▶ TASK STATEMENT:
Copy out the material below in full, but not its images.

▶ EXERCISE DATA:
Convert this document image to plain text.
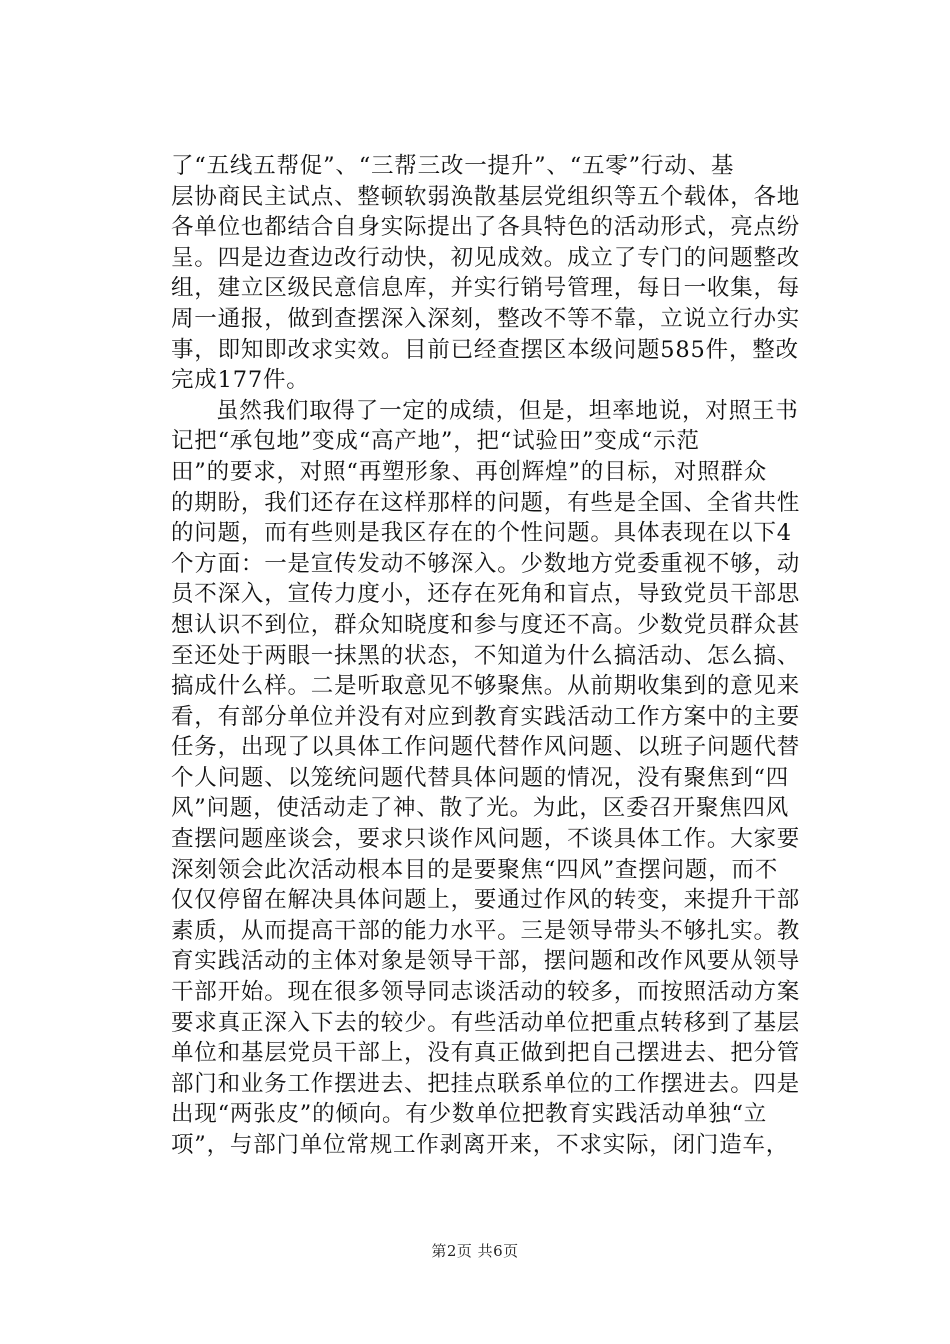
了“五线五帮促”、“三帮三改一提升”、“五零”行动、基
层协商民主试点、整顿软弱涣散基层党组织等五个载体，各地
各单位也都结合自身实际提出了各具特色的活动形式，亮点纷
呈。四是边查边改行动快，初见成效。成立了专门的问题整改
组，建立区级民意信息库，并实行销号管理，每日一收集，每
周一通报，做到查摆深入深刻，整改不等不靠，立说立行办实
事，即知即改求实效。目前已经查摆区本级问题585件，整改
完成177件。
虽然我们取得了一定的成绩，但是，坦率地说，对照王书
记把“承包地”变成“高产地”，把“试验田”变成“示范
田”的要求，对照“再塑形象、再创辉煌”的目标，对照群众
的期盼，我们还存在这样那样的问题，有些是全国、全省共性
的问题，而有些则是我区存在的个性问题。具体表现在以下4
个方面：一是宣传发动不够深入。少数地方党委重视不够，动
员不深入，宣传力度小，还存在死角和盲点，导致党员干部思
想认识不到位，群众知晓度和参与度还不高。少数党员群众甚
至还处于两眼一抹黑的状态，不知道为什么搞活动、怎么搞、
搞成什么样。二是听取意见不够聚焦。从前期收集到的意见来
看，有部分单位并没有对应到教育实践活动工作方案中的主要
任务，出现了以具体工作问题代替作风问题、以班子问题代替
个人问题、以笼统问题代替具体问题的情况，没有聚焦到“四
风”问题，使活动走了神、散了光。为此，区委召开聚焦四风
查摆问题座谈会，要求只谈作风问题，不谈具体工作。大家要
深刻领会此次活动根本目的是要聚焦“四风”查摆问题，而不
仅仅停留在解决具体问题上，要通过作风的转变，来提升干部
素质，从而提高干部的能力水平。三是领导带头不够扎实。教
育实践活动的主体对象是领导干部，摆问题和改作风要从领导
干部开始。现在很多领导同志谈活动的较多，而按照活动方案
要求真正深入下去的较少。有些活动单位把重点转移到了基层
单位和基层党员干部上，没有真正做到把自己摆进去、把分管
部门和业务工作摆进去、把挂点联系单位的工作摆进去。四是
出现“两张皮”的倾向。有少数单位把教育实践活动单独“立
项”，与部门单位常规工作剥离开来，不求实际，闭门造车，
第2页 共6页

▶ ANSWER TO THIS EXERCISE:
Convert this document image to plain text.
了“五线五帮促”、“三帮三改一提升”、“五零”行动、基
层协商民主试点、整顿软弱涣散基层党组织等五个载体，各地
各单位也都结合自身实际提出了各具特色的活动形式，亮点纷
呈。四是边查边改行动快，初见成效。成立了专门的问题整改
组，建立区级民意信息库，并实行销号管理，每日一收集，每
周一通报，做到查摆深入深刻，整改不等不靠，立说立行办实
事，即知即改求实效。目前已经查摆区本级问题585件，整改
完成177件。
虽然我们取得了一定的成绩，但是，坦率地说，对照王书
记把“承包地”变成“高产地”，把“试验田”变成“示范
田”的要求，对照“再塑形象、再创辉煌”的目标，对照群众
的期盼，我们还存在这样那样的问题，有些是全国、全省共性
的问题，而有些则是我区存在的个性问题。具体表现在以下4
个方面：一是宣传发动不够深入。少数地方党委重视不够，动
员不深入，宣传力度小，还存在死角和盲点，导致党员干部思
想认识不到位，群众知晓度和参与度还不高。少数党员群众甚
至还处于两眼一抹黑的状态，不知道为什么搞活动、怎么搞、
搞成什么样。二是听取意见不够聚焦。从前期收集到的意见来
看，有部分单位并没有对应到教育实践活动工作方案中的主要
任务，出现了以具体工作问题代替作风问题、以班子问题代替
个人问题、以笼统问题代替具体问题的情况，没有聚焦到“四
风”问题，使活动走了神、散了光。为此，区委召开聚焦四风
查摆问题座谈会，要求只谈作风问题，不谈具体工作。大家要
深刻领会此次活动根本目的是要聚焦“四风”查摆问题，而不
仅仅停留在解决具体问题上，要通过作风的转变，来提升干部
素质，从而提高干部的能力水平。三是领导带头不够扎实。教
育实践活动的主体对象是领导干部，摆问题和改作风要从领导
干部开始。现在很多领导同志谈活动的较多，而按照活动方案
要求真正深入下去的较少。有些活动单位把重点转移到了基层
单位和基层党员干部上，没有真正做到把自己摆进去、把分管
部门和业务工作摆进去、把挂点联系单位的工作摆进去。四是
出现“两张皮”的倾向。有少数单位把教育实践活动单独“立
项”，与部门单位常规工作剥离开来，不求实际，闭门造车，
第2页 共6页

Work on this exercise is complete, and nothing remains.